* Dataset excerpt *
--- Begin ---
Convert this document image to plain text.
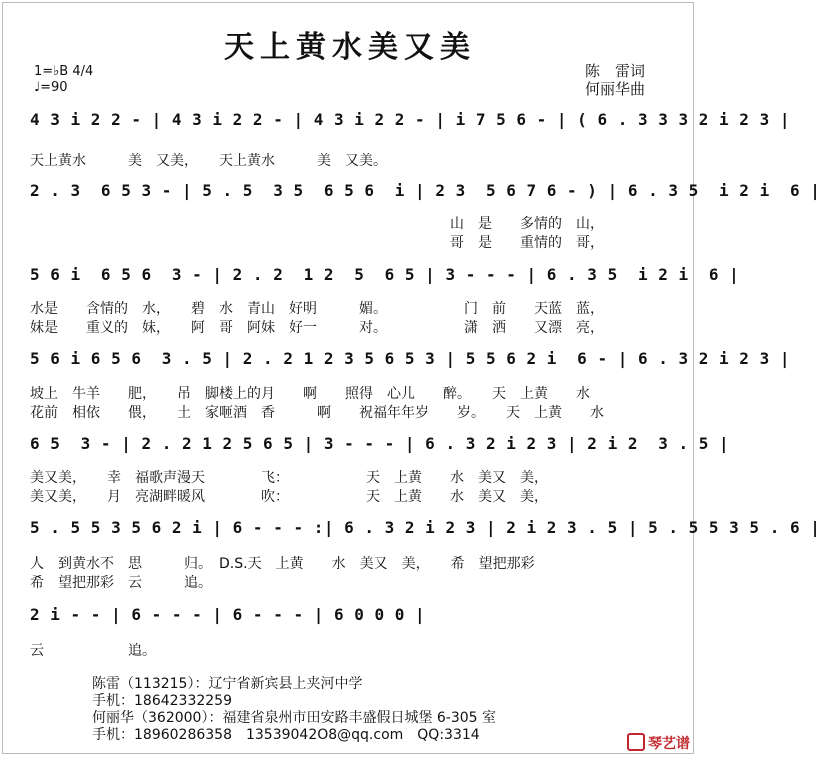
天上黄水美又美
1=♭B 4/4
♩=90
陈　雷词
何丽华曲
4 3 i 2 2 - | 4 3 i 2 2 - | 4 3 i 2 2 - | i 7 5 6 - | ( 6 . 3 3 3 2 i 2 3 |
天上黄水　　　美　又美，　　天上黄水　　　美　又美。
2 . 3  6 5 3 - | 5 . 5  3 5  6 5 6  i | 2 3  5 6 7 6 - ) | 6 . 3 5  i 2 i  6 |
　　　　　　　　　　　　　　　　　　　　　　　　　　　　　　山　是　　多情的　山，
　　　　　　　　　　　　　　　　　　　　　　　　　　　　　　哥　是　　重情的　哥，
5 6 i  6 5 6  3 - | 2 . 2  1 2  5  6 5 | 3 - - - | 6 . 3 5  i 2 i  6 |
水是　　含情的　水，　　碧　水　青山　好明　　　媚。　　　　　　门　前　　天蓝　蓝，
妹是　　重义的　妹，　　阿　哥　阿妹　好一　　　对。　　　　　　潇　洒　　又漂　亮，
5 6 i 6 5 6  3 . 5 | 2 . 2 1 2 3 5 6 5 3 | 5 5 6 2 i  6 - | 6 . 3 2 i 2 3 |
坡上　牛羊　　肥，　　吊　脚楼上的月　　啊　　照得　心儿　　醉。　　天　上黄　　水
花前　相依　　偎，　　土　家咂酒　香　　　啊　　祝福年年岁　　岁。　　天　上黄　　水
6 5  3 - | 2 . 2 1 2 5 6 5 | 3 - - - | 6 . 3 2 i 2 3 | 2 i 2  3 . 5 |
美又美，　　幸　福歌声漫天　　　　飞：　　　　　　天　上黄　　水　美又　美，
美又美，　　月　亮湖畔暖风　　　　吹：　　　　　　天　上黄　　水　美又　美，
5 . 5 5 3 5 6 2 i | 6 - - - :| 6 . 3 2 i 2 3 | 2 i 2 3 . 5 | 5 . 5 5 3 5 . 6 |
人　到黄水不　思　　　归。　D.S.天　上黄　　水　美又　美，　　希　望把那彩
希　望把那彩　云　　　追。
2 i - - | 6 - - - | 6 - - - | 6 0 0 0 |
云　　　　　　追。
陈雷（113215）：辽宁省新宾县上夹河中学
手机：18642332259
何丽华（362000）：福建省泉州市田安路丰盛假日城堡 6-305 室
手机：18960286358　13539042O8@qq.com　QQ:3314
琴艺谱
--- End ---
--- Begin ---
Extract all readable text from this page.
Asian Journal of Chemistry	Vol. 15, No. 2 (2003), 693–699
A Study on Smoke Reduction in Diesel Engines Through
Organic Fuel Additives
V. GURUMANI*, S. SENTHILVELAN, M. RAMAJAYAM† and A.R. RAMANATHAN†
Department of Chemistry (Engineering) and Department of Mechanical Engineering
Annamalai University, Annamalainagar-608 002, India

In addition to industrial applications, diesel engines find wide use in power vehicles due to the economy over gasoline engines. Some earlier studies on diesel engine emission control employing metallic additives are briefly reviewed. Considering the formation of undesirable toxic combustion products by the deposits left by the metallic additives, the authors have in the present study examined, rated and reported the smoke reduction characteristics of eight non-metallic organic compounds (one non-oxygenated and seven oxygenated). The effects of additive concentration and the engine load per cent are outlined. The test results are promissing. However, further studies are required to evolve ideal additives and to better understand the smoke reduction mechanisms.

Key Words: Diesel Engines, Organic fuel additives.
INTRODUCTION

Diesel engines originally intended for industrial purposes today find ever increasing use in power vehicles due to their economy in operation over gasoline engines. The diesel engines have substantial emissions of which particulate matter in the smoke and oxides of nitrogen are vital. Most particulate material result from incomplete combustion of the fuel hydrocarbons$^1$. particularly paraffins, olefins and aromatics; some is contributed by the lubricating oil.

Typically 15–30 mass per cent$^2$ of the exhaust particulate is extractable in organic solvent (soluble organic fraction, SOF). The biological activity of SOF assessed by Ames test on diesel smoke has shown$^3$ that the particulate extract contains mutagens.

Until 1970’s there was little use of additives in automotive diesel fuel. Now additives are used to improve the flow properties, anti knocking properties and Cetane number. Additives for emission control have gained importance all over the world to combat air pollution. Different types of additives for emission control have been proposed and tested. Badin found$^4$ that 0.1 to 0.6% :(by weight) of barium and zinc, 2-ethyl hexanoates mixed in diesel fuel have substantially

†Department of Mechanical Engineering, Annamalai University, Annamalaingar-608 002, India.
--- End ---
* STATED PROBLEM *
Search the listing for the string "Annamalai". Copy each line where it turns up.

* EXERCISE RESPONSE *
Annamalai University, Annamalainagar-608 002, India
†Department of Mechanical Engineering, Annamalai University, Annamalaingar-608 002, India.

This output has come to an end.